··· LISTED RECORDS ···

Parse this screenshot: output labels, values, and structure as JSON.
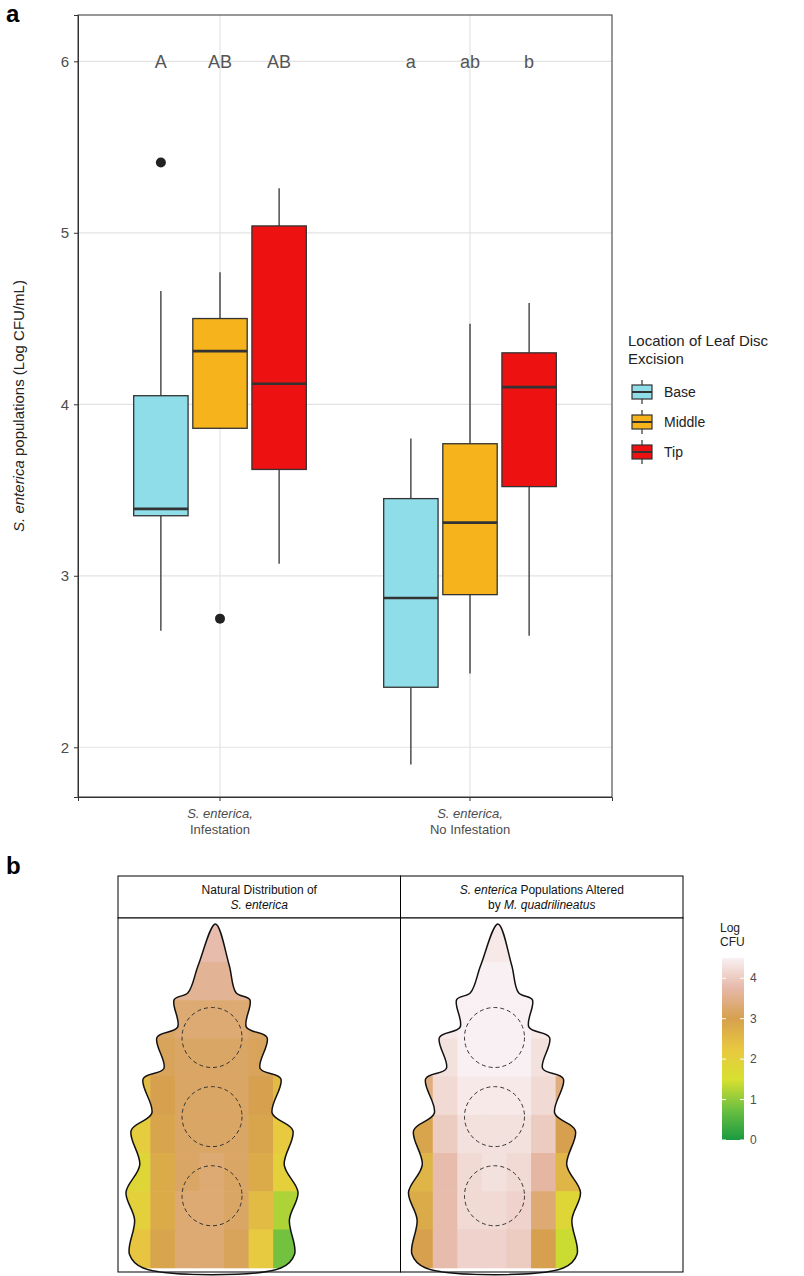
{
  "chart_data": [
    {
      "type": "box",
      "panel_label": "a",
      "y_label": "S. enterica populations (Log CFU/mL)",
      "categories": [
        "S. enterica, Infestation",
        "S. enterica, No Infestation"
      ],
      "ylim": [
        1.71,
        6.27
      ],
      "yticks": [
        2,
        3,
        4,
        5,
        6
      ],
      "grid": true,
      "legend": "right",
      "legend_title": "Location of Leaf Disc Excision",
      "series": [
        {
          "name": "Base",
          "color": "#8FDDE8",
          "whisker_low": [
            2.68,
            1.9
          ],
          "q1": [
            3.35,
            2.35
          ],
          "median": [
            3.39,
            2.87
          ],
          "q3": [
            4.05,
            3.45
          ],
          "whisker_high": [
            4.66,
            3.8
          ],
          "outliers": [
            [
              5.41
            ],
            []
          ],
          "letters": [
            "A",
            "a"
          ]
        },
        {
          "name": "Middle",
          "color": "#F6B31B",
          "whisker_low": [
            3.86,
            2.43
          ],
          "q1": [
            3.86,
            2.89
          ],
          "median": [
            4.31,
            3.31
          ],
          "q3": [
            4.5,
            3.77
          ],
          "whisker_high": [
            4.77,
            4.47
          ],
          "outliers": [
            [
              2.75
            ],
            []
          ],
          "letters": [
            "AB",
            "ab"
          ]
        },
        {
          "name": "Tip",
          "color": "#EE1111",
          "whisker_low": [
            3.07,
            2.65
          ],
          "q1": [
            3.62,
            3.52
          ],
          "median": [
            4.12,
            4.1
          ],
          "q3": [
            5.04,
            4.3
          ],
          "whisker_high": [
            5.26,
            4.59
          ],
          "outliers": [
            [],
            []
          ],
          "letters": [
            "AB",
            "b"
          ]
        }
      ]
    },
    {
      "type": "heatmap",
      "panel_label": "b",
      "panels": [
        {
          "title": "Natural Distribution of S. enterica",
          "z": [
            [
              3.6,
              3.7,
              3.8,
              3.8,
              3.8,
              3.7,
              3.6
            ],
            [
              3.4,
              3.5,
              3.6,
              3.6,
              3.6,
              3.5,
              3.4
            ],
            [
              3.0,
              3.2,
              3.3,
              3.3,
              3.3,
              3.2,
              3.0
            ],
            [
              2.8,
              3.1,
              3.2,
              3.2,
              3.2,
              3.1,
              2.8
            ],
            [
              2.5,
              3.0,
              3.2,
              3.2,
              3.2,
              3.0,
              2.5
            ],
            [
              2.1,
              2.9,
              3.2,
              3.2,
              3.2,
              2.9,
              2.2
            ],
            [
              1.8,
              2.8,
              3.2,
              3.3,
              3.2,
              2.8,
              2.0
            ],
            [
              2.0,
              2.8,
              3.3,
              3.3,
              3.2,
              2.5,
              1.2
            ],
            [
              2.3,
              2.9,
              3.3,
              3.3,
              3.1,
              2.2,
              0.8
            ]
          ]
        },
        {
          "title": "S. enterica Populations Altered by M. quadrilineatus",
          "z": [
            [
              4.2,
              4.3,
              4.4,
              4.4,
              4.4,
              4.3,
              4.2
            ],
            [
              4.3,
              4.4,
              4.5,
              4.5,
              4.5,
              4.4,
              4.3
            ],
            [
              4.1,
              4.4,
              4.5,
              4.5,
              4.5,
              4.4,
              4.1
            ],
            [
              3.8,
              4.3,
              4.5,
              4.5,
              4.5,
              4.3,
              3.8
            ],
            [
              3.4,
              4.2,
              4.4,
              4.4,
              4.4,
              4.2,
              3.4
            ],
            [
              2.9,
              4.0,
              4.3,
              4.3,
              4.3,
              4.0,
              3.0
            ],
            [
              2.6,
              3.8,
              4.2,
              4.3,
              4.2,
              3.7,
              2.6
            ],
            [
              2.8,
              3.8,
              4.2,
              4.2,
              4.1,
              3.3,
              1.8
            ],
            [
              3.0,
              3.8,
              4.1,
              4.1,
              4.0,
              3.0,
              1.4
            ]
          ]
        }
      ],
      "colorbar": {
        "title": "Log CFU",
        "range": [
          0,
          4.5
        ],
        "ticks": [
          0,
          1,
          2,
          3,
          4
        ],
        "colors": [
          "#1A9A40",
          "#6CC040",
          "#D8E030",
          "#E8C840",
          "#D6A04E",
          "#E6B8A8",
          "#F8F0F2"
        ]
      }
    }
  ]
}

···

# EXERCISE PROMPT
Every entry above should be duplicated exactly. Do not include the images.

# ANSWER IN FULL
Parse this screenshot: output labels, values, and structure as JSON.
{
  "chart_data": [
    {
      "type": "box",
      "panel_label": "a",
      "y_label": "S. enterica populations (Log CFU/mL)",
      "categories": [
        "S. enterica, Infestation",
        "S. enterica, No Infestation"
      ],
      "ylim": [
        1.71,
        6.27
      ],
      "yticks": [
        2,
        3,
        4,
        5,
        6
      ],
      "grid": true,
      "legend": "right",
      "legend_title": "Location of Leaf Disc Excision",
      "series": [
        {
          "name": "Base",
          "color": "#8FDDE8",
          "whisker_low": [
            2.68,
            1.9
          ],
          "q1": [
            3.35,
            2.35
          ],
          "median": [
            3.39,
            2.87
          ],
          "q3": [
            4.05,
            3.45
          ],
          "whisker_high": [
            4.66,
            3.8
          ],
          "outliers": [
            [
              5.41
            ],
            []
          ],
          "letters": [
            "A",
            "a"
          ]
        },
        {
          "name": "Middle",
          "color": "#F6B31B",
          "whisker_low": [
            3.86,
            2.43
          ],
          "q1": [
            3.86,
            2.89
          ],
          "median": [
            4.31,
            3.31
          ],
          "q3": [
            4.5,
            3.77
          ],
          "whisker_high": [
            4.77,
            4.47
          ],
          "outliers": [
            [
              2.75
            ],
            []
          ],
          "letters": [
            "AB",
            "ab"
          ]
        },
        {
          "name": "Tip",
          "color": "#EE1111",
          "whisker_low": [
            3.07,
            2.65
          ],
          "q1": [
            3.62,
            3.52
          ],
          "median": [
            4.12,
            4.1
          ],
          "q3": [
            5.04,
            4.3
          ],
          "whisker_high": [
            5.26,
            4.59
          ],
          "outliers": [
            [],
            []
          ],
          "letters": [
            "AB",
            "b"
          ]
        }
      ]
    },
    {
      "type": "heatmap",
      "panel_label": "b",
      "panels": [
        {
          "title": "Natural Distribution of S. enterica",
          "z": [
            [
              3.6,
              3.7,
              3.8,
              3.8,
              3.8,
              3.7,
              3.6
            ],
            [
              3.4,
              3.5,
              3.6,
              3.6,
              3.6,
              3.5,
              3.4
            ],
            [
              3.0,
              3.2,
              3.3,
              3.3,
              3.3,
              3.2,
              3.0
            ],
            [
              2.8,
              3.1,
              3.2,
              3.2,
              3.2,
              3.1,
              2.8
            ],
            [
              2.5,
              3.0,
              3.2,
              3.2,
              3.2,
              3.0,
              2.5
            ],
            [
              2.1,
              2.9,
              3.2,
              3.2,
              3.2,
              2.9,
              2.2
            ],
            [
              1.8,
              2.8,
              3.2,
              3.3,
              3.2,
              2.8,
              2.0
            ],
            [
              2.0,
              2.8,
              3.3,
              3.3,
              3.2,
              2.5,
              1.2
            ],
            [
              2.3,
              2.9,
              3.3,
              3.3,
              3.1,
              2.2,
              0.8
            ]
          ]
        },
        {
          "title": "S. enterica Populations Altered by M. quadrilineatus",
          "z": [
            [
              4.2,
              4.3,
              4.4,
              4.4,
              4.4,
              4.3,
              4.2
            ],
            [
              4.3,
              4.4,
              4.5,
              4.5,
              4.5,
              4.4,
              4.3
            ],
            [
              4.1,
              4.4,
              4.5,
              4.5,
              4.5,
              4.4,
              4.1
            ],
            [
              3.8,
              4.3,
              4.5,
              4.5,
              4.5,
              4.3,
              3.8
            ],
            [
              3.4,
              4.2,
              4.4,
              4.4,
              4.4,
              4.2,
              3.4
            ],
            [
              2.9,
              4.0,
              4.3,
              4.3,
              4.3,
              4.0,
              3.0
            ],
            [
              2.6,
              3.8,
              4.2,
              4.3,
              4.2,
              3.7,
              2.6
            ],
            [
              2.8,
              3.8,
              4.2,
              4.2,
              4.1,
              3.3,
              1.8
            ],
            [
              3.0,
              3.8,
              4.1,
              4.1,
              4.0,
              3.0,
              1.4
            ]
          ]
        }
      ],
      "colorbar": {
        "title": "Log CFU",
        "range": [
          0,
          4.5
        ],
        "ticks": [
          0,
          1,
          2,
          3,
          4
        ],
        "colors": [
          "#1A9A40",
          "#6CC040",
          "#D8E030",
          "#E8C840",
          "#D6A04E",
          "#E6B8A8",
          "#F8F0F2"
        ]
      }
    }
  ]
}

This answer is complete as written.